Please proceed with the piece below on Cobb salad and words related to "cob," continuing it from the point where it stops.

#### Quoted text:

○ ○ ○

Sunday, March 23, 2014

Cobbling Together Some Etymologies

Cobb Salad: 
Cobb salad.  I love a good Cobb salad. The salad itself is relatively easy to put together — ham, eggs, tomatoes, avocado, chicken, Roquefort cheese, and greens.  It's the dressing that matters most to me, and I found a recipe I like.  While searching through recipes on-line, I also found Saveur's version, and it explained why the salad is so named. It is named after its inventor, Robert H. Cobb, part-owner of the famous Brown Derby restaurants in Los Angeles.  He came up with the dish in 1937 — it is said that he threw together what he could find in the kitchen for a late night dish, and a menu mainstay was born. Wikipedia gives even more detail on this, though a source is not cited:
The Hollywood Brown Derby is the purported birthplace of the Cobb Salad, which was said to have been hastily arranged from leftovers by owner Bob Cobb for showman and theater owner Sid Grauman. It was chopped fine because Grauman had just had dental work done, and couldn't chew well.
That is an entertaining, if possibly apocryphal, bit of information on the origin of the Cobb salad.

On researching the Brown Derby, I learned that there were eventually four Brown Derby restaurants in L.A.:
Brown Derby:
Wilshire Boulevard (the original, opened in 1926, and shaped like a derby hat), Hollywood, Beverly Hills, and Los Feliz. These restaurants figured prominently in Hollywood of the 1930s, 40s and 50s.  Stars flocked there to eat, and star-watchers flocked there to see them.  Sadly, the restaurants had all closed by the 1980s.

After researching the salad name, I began to wonder about other cobb- and cob-related words. There are several.  First is the surname Cobb, which is thought to have come from the Middle English nickname or personal name Cobbe/Cobba, related to Old Norse Kobbi. All of these are thought to derive from a word that meant "lump" — lump in this sense referred to a large (round) man.  This was curious, but interesting. However, it got more interesting when I looked up cob.  I knew this word to refer to horses, male swans, and to (sweet) corn, but the first sense in the OED is "a great man, big man, leading man" (from as early as 1420).  What could horses, swans, and corn have to do with big men or leaders?

Welsh cob:
Horses called cobs are stout, short-legged ponies.  A cob is also a male swan.  Further, a cob of corn is the seed head of the corn plant.  Two different senses are coming through here: a short, stout horse could be thought of as round, or lump-shaped.  On the other hand, a male swan is the head swan, and a cob of corn is the seed head.  Both of these senses can be connected with the body part known as the head.  It is often round (certainly so in humans) and it is, rather obviously, a head, and the figurative leader of the body.  The OED doesn't like to make this connection between the two senses of cob ("round" and "leader"), but John Ayto does (in his Dictionary of Word Origins, 1990). It is indeed an attractive suggestion, for an obsolete English word for "top of the head" is cop. This appears to have mutated into cob in the word cobweb, so couldn't it have mutated into some of the other cob words?   Cop is an old word for "spider," being short for attercop, which derives from Old English ator "poison" and coppe "head."  Ayto goes on to suggest that cop/coppe (and thus cob) could very well be related to Latin caput "head."  Other English words that derive from the Latin are cap (head covering) and cape (with the sense "hood," a type of head covering).

○ ○ ○

#### Data extract:
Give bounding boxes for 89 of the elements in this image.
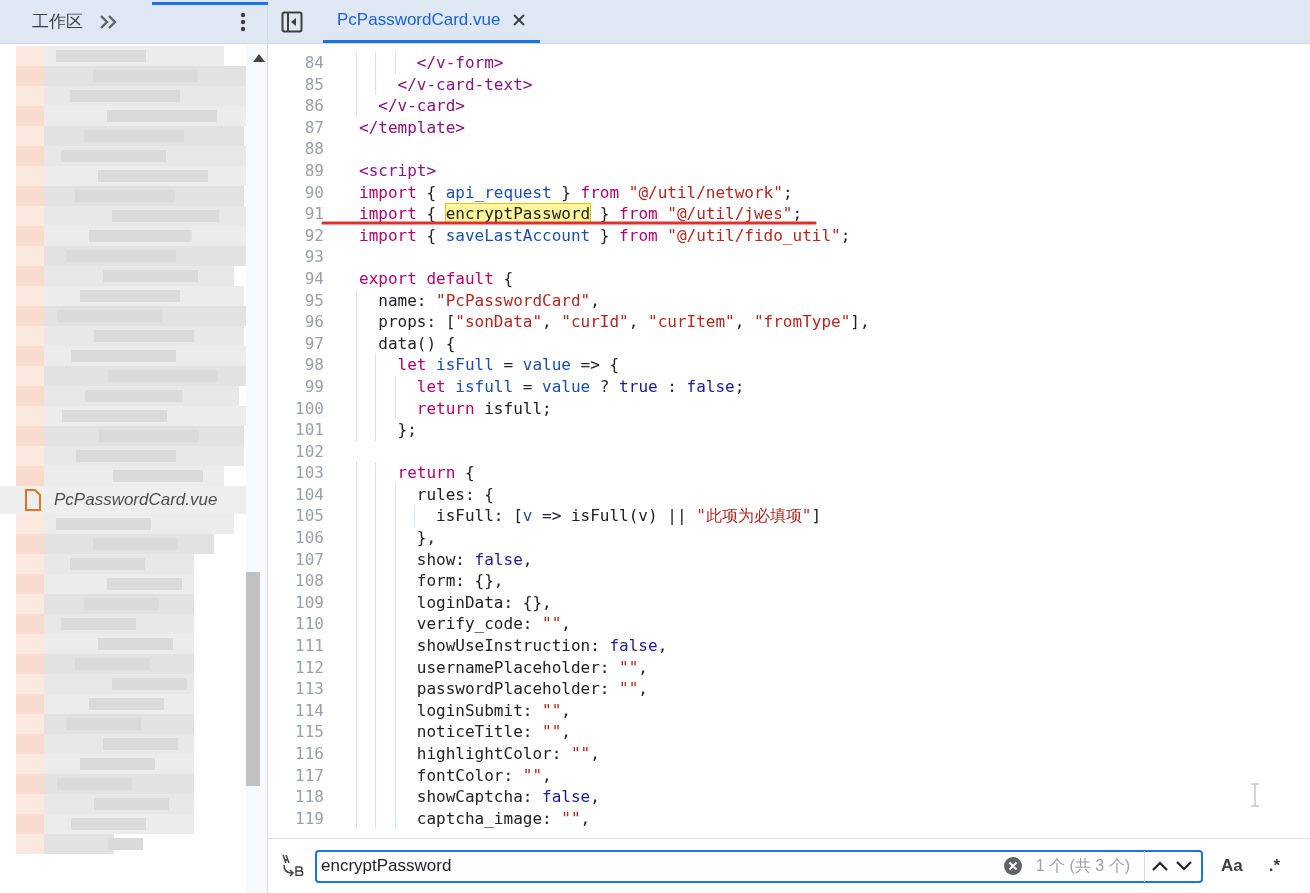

○ ○ ○

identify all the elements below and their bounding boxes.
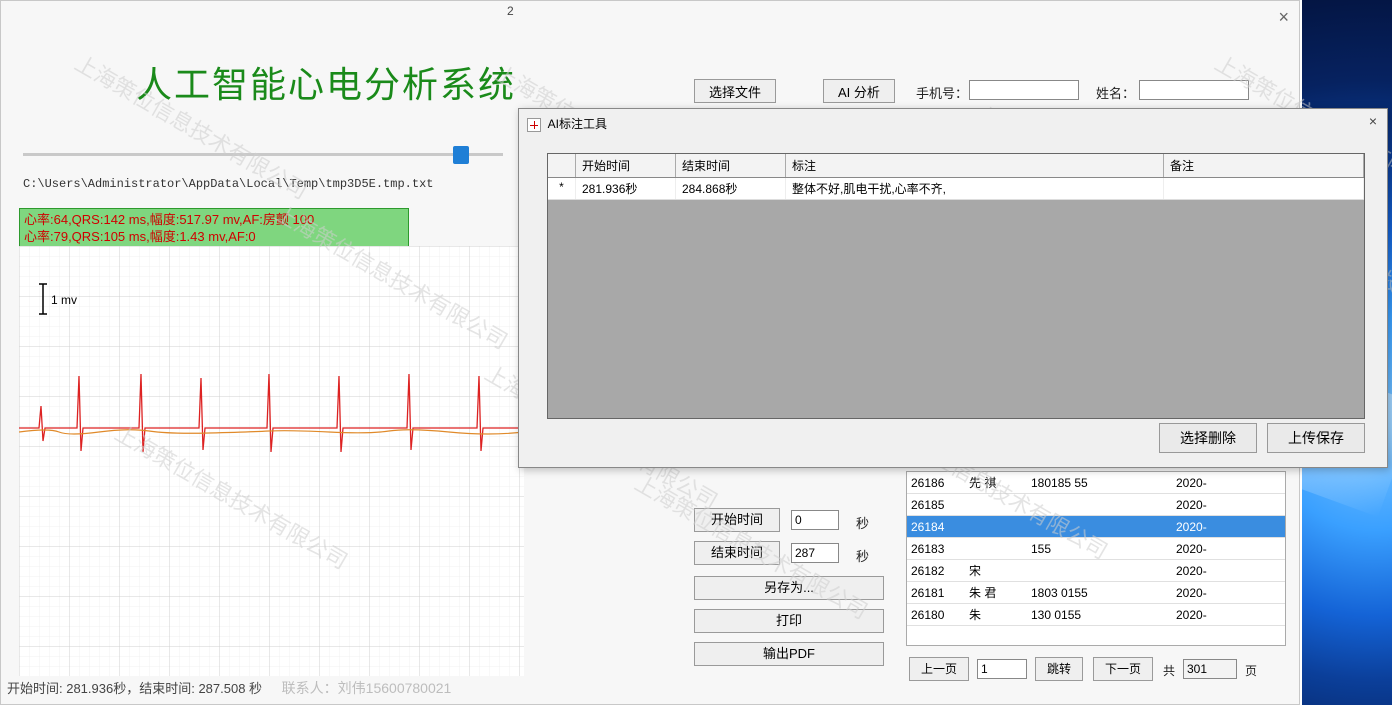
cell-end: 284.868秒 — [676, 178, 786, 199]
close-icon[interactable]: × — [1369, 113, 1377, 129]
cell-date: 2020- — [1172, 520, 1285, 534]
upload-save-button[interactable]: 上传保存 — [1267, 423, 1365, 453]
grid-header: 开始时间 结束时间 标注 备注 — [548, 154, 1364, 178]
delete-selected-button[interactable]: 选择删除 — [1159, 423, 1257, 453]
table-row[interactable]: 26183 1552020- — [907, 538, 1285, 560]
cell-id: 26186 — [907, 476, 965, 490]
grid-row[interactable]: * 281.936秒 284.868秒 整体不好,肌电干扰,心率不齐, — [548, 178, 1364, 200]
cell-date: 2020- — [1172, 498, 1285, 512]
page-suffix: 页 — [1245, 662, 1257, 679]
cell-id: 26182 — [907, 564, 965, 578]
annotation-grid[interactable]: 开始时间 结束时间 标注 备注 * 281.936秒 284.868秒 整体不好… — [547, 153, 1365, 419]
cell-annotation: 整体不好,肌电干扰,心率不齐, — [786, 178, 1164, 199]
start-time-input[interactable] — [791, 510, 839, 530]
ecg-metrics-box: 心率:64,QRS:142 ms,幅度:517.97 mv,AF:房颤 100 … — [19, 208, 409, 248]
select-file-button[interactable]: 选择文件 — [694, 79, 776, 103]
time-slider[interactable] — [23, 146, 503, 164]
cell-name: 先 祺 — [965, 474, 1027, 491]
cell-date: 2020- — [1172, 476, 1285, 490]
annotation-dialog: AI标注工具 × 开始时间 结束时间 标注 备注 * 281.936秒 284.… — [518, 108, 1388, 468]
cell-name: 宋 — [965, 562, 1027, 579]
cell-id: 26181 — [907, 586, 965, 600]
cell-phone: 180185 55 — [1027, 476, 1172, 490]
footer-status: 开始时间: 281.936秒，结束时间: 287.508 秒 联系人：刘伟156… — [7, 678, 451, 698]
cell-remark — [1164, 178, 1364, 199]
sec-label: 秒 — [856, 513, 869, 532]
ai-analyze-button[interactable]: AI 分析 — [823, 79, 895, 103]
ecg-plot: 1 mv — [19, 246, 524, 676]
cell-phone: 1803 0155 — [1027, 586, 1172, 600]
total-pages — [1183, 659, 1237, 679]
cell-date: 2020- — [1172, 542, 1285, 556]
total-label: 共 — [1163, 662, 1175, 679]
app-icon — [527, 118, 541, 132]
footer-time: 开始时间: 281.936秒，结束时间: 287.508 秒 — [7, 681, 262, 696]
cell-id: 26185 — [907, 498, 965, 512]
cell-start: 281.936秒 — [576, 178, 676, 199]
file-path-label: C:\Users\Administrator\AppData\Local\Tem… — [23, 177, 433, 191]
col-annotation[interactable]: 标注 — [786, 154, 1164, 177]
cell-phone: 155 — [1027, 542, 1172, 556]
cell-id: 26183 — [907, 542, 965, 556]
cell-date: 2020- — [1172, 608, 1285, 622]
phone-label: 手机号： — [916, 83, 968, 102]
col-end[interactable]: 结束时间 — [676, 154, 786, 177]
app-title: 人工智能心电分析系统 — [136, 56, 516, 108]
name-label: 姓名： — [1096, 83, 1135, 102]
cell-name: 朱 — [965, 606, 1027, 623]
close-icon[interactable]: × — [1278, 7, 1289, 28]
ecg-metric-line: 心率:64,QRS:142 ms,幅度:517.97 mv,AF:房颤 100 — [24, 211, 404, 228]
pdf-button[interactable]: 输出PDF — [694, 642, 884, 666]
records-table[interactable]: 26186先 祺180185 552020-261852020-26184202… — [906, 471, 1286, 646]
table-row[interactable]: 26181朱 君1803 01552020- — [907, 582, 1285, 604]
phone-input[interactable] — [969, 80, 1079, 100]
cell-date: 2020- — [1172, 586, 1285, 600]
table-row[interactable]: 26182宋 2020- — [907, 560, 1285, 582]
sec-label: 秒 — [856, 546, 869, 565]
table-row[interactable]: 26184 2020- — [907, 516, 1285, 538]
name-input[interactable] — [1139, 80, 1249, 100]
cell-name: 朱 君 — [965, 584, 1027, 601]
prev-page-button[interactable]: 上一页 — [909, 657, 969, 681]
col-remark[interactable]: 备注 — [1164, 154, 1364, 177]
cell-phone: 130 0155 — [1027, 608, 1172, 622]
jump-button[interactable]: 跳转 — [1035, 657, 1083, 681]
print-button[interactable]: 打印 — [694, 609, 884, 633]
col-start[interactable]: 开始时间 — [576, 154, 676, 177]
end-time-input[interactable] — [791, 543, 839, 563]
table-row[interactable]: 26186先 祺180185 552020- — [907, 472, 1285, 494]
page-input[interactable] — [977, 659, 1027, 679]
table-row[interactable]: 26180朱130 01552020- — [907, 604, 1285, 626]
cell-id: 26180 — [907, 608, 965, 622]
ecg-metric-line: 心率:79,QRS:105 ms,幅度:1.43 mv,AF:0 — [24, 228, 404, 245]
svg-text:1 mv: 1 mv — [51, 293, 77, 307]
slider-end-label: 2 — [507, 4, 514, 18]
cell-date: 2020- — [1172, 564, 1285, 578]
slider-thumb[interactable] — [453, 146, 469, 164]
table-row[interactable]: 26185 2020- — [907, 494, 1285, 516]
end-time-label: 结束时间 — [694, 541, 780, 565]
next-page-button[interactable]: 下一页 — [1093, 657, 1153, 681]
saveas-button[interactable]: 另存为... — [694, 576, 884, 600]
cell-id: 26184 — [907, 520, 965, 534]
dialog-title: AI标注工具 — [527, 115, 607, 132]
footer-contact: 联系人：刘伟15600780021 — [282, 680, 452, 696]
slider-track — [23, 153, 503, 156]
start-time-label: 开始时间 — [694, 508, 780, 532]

○ ○ ○

#### Exercise response:
There are several other meanings of cob that include the round sense (some of these are dialectic): the stone of a fruit; a testicle; a small stack of hay; a knot of hair; a lump of coal; an apple dumpling.  Then there is cobblestone, referring to the rounded shape of the stones. Cobble in that sense is a diminutive form of cob. The head sense is found in an obsolete meaning of cob: "the head of a (red) herring."

Now, what about the other obvious cob/cobb words: cobbler (person) and cobbler (dessert)?  The dessert meaning is chiefly American and dates from around 1859 in the written record.  The OED does not suggest an etymology, but Robert K. Barnhart, in his Dictionary of Etymology (1995), suggests a connection with cobeler, "a wooden bowl or dish."  He dates that word to 1385, but the OED does not have it (though the OED, and the on-line Middle English Dictionary, to which the OED on-line links, have cobeler as an early form of cobbler "shoe mender"). Others have suggested the dessert is so named because it consists of fruit baked with lumps of dough placed on top, taking us back to the "round" or "lump" senses. As for the person called a cobbler, or a shoe mender, no one seems to know its origin (it dates from about 1362).  Cobble "to mend roughly" or "to put together roughly" is a back formation from cobbler "shoe mender" and dates from around 1496.

How about the UK expression cobblers for "nonsense"?  That is apparently from rhyming slang: cobbler's awls = "balls" (testicles) or "rubbish."  As I've tweeted before, Americans are not very familiar with rhyming slang, but we do use a bit.  Here's that tweet: 
Americans do use rhyming slang:raspberry (raspberry tart=fart) & dukes ([put up your] dukes=hands (Duke of York=fork (fork=slang for hand))).
The shorthand and somewhat cramped style of the above quotation were employed to keep the length at 140 characters or fewer, the cardinal rule of Twitter.

There are other words that start with cob-.  What about cobalt?  It is not related to those above.  It, instead, comes from German Kobold "goblin".  Early German miners named it thus because the mineral occurred with arsenic and sulfur, which often made the miners ill.  Further, as an impurity, it lessened the value of the silver ore being mined.  The miners attributed cobalt's presence to mischievous goblins.  Several etymologies of the German word have been suggested: that it derives from kuba-walda or "ruler of the house"; that it comes from kofewalt "a spirit controlling one room"; and that it comes from German elements meaning "spirit of the pigsty."  German supernatural creatures appear to have been quite specialized!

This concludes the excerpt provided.